◆ SET PROBLEM A ◆
Answer from the gun-control essay:
(i) For how many years has the debate raged?
(ii) Whom is Jefferson presented as quoting?
(iii) According to LaFollette (2007), from what do normative questions arise in the best overall moral practice?
◆ SET PROBLEM B ◆
Retype the gun-control essay without changes, starting at "False is the" and ending at "an armed  man.".

◆ PASSAGE GIVEN ◆
——

Sunday, December 13, 2015

A634.8.3.RB_MedleyKim_Let the Lambs Contest

Let the Lambs Contest
            It is a debate that has raged for 239 years. Since the time of our Declaration of Independence, the “serious right to keep and bear arms”, as discussed by LaFollette (2007), is a debate often viewed from two extremes, either private citizens may not own “any gun” to private citizens may own guns “with no restrictions” (p. 179). Bailey (n.d.) presents the author of the Declaration of Independence, Jefferson quoting Cesare Beccaria:

False is the idea of utility that sacrifices a thousand real advantages for one imaginary or trifling inconvenience; that would take fire from men because it burns, and water because one may drown in it; that has no remedy for evils, except destruction. Laws that forbid the carrying of arms laws of such a nature. They disarm only those who are neither inclined nor determined to commit crimes.… Such laws make things worse for the assaulted and better for the assailants; they act rather to encourage than to prevent homicides, for an unarmed man may be attacked with greater confidence than an armed  man.

LaFollette (2007) states, “the best overall moral practice is one in which normative questions arise from our attempts to wrestle with concrete moral issues” from which both “meta-ethical questions” and “careful reflection” may illuminate each inquiry and lead to reasonable considerations (p. 1). As with any ethical discussion, an historical perspective is always helpful. As LaFollette (2007) primarily discusses gun control in the United States, a brief look at the debates taking place at the time of the proponents and opponents of the U.S. Constitution provides the beginning arguments.

——

◆ LISTED RECORDS ◆
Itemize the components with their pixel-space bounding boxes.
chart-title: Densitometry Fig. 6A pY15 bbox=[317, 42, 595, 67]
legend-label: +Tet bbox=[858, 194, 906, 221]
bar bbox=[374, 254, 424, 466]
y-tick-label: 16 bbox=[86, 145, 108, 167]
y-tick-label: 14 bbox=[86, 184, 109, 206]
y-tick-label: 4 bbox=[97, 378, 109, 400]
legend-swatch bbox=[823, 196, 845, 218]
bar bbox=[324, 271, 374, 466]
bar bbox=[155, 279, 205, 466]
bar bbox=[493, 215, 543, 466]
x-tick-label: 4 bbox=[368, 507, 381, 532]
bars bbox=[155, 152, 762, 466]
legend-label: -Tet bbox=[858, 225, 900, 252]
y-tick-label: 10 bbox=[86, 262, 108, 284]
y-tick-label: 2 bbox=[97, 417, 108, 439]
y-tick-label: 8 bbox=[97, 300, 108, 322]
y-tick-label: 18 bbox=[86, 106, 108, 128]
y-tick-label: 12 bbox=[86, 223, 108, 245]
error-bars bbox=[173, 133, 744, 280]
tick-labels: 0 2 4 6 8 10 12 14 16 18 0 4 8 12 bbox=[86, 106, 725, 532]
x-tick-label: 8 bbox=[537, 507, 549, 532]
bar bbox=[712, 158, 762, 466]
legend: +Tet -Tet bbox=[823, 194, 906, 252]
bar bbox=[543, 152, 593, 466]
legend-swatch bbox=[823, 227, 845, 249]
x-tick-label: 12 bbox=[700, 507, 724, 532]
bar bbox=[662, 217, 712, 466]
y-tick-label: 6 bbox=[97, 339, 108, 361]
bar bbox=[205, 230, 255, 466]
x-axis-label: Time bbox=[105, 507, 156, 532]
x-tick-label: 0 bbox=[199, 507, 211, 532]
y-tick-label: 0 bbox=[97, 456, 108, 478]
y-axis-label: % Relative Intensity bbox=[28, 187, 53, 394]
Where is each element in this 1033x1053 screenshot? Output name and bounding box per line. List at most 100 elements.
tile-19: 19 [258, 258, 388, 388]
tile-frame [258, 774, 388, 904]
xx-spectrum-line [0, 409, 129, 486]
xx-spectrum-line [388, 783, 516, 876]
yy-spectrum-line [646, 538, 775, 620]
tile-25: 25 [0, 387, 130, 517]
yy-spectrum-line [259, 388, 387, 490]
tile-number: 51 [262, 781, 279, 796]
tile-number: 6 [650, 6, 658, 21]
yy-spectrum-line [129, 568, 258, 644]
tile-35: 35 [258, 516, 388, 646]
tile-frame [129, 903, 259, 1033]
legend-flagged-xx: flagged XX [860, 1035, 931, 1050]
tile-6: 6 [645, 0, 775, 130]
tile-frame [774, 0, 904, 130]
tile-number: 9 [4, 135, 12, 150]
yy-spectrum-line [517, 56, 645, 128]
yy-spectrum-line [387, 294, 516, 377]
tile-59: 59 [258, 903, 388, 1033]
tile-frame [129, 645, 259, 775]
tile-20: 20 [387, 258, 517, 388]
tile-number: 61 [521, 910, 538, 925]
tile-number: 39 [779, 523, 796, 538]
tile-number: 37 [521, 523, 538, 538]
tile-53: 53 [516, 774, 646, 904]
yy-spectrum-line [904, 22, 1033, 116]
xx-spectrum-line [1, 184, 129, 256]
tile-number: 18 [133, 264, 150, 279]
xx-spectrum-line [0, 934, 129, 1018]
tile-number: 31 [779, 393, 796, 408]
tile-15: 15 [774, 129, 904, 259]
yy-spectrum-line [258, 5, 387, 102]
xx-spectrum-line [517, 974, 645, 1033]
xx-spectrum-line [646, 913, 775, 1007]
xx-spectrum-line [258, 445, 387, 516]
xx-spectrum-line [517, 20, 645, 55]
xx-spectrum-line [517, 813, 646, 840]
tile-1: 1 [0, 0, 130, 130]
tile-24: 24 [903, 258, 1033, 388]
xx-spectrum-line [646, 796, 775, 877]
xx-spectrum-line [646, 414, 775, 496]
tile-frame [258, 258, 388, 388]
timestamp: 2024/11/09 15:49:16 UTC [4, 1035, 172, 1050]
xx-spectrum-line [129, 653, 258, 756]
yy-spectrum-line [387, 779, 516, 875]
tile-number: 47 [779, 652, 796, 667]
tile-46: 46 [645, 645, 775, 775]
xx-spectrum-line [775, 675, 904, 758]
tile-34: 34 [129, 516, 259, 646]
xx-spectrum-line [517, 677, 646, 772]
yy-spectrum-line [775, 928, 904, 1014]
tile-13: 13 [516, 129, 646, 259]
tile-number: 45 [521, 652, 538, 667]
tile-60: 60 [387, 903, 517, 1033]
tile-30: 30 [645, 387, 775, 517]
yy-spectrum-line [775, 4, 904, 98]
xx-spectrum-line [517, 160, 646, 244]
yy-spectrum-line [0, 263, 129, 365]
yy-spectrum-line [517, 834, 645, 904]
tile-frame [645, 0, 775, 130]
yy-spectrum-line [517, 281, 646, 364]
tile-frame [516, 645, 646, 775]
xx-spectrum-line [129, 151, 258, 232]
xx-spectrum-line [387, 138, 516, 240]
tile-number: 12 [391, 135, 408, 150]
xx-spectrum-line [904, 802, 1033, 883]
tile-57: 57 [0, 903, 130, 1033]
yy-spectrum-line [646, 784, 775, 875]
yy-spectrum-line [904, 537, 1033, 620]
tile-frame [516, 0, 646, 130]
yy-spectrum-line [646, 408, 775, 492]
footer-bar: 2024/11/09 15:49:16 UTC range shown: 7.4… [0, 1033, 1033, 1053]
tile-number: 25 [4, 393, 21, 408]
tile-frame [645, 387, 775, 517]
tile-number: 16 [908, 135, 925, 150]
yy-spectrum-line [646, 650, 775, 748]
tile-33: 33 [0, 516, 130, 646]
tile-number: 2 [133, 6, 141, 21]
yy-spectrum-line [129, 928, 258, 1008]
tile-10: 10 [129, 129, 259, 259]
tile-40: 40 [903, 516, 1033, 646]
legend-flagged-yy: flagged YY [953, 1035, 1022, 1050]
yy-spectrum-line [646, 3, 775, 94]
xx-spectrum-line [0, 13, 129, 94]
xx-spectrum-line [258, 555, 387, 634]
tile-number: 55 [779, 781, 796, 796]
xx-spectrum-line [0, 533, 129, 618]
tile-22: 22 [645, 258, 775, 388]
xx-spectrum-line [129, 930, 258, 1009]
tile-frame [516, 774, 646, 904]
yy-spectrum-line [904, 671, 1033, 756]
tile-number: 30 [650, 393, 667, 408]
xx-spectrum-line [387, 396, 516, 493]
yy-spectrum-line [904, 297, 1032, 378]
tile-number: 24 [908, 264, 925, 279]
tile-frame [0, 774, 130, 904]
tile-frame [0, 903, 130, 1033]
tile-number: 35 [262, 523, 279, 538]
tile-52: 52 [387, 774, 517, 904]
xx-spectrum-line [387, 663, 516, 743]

——

◆ FULL OUTPUT A ◆
(i) 239 years.
(ii) Cesare Beccaria.
(iii) From "our attempts to wrestle with concrete moral issues."

◆ FULL OUTPUT B ◆
False is the idea of utility that sacrifices a thousand real advantages for one imaginary or trifling inconvenience; that would take fire from men because it burns, and water because one may drown in it; that has no remedy for evils, except destruction. Laws that forbid the carrying of arms laws of such a nature. They disarm only those who are neither inclined nor determined to commit crimes.… Such laws make things worse for the assaulted and better for the assailants; they act rather to encourage than to prevent homicides, for an unarmed man may be attacked with greater confidence than an armed  man.